PROBLEM DESCRIPTION:
Repeat the records below exactly.
* START LISTED ENTRIES *
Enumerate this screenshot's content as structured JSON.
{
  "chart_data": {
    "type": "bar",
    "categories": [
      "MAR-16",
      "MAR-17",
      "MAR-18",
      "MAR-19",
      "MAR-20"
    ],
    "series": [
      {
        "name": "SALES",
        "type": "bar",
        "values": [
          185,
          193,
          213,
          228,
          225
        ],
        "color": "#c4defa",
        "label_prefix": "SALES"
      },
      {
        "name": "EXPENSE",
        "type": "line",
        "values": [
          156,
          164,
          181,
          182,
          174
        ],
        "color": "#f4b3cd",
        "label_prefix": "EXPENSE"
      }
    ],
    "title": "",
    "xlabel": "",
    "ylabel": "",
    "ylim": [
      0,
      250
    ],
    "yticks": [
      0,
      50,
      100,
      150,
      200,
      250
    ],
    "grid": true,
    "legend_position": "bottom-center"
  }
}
* END LISTED ENTRIES *
WRITTEN SOLUTION:
Enumerate this screenshot's content as structured JSON.
{
  "chart_data": {
    "type": "bar",
    "categories": [
      "MAR-16",
      "MAR-17",
      "MAR-18",
      "MAR-19",
      "MAR-20"
    ],
    "series": [
      {
        "name": "SALES",
        "type": "bar",
        "values": [
          185,
          193,
          213,
          228,
          225
        ],
        "color": "#c4defa",
        "label_prefix": "SALES"
      },
      {
        "name": "EXPENSE",
        "type": "line",
        "values": [
          156,
          164,
          181,
          182,
          174
        ],
        "color": "#f4b3cd",
        "label_prefix": "EXPENSE"
      }
    ],
    "title": "",
    "xlabel": "",
    "ylabel": "",
    "ylim": [
      0,
      250
    ],
    "yticks": [
      0,
      50,
      100,
      150,
      200,
      250
    ],
    "grid": true,
    "legend_position": "bottom-center"
  }
}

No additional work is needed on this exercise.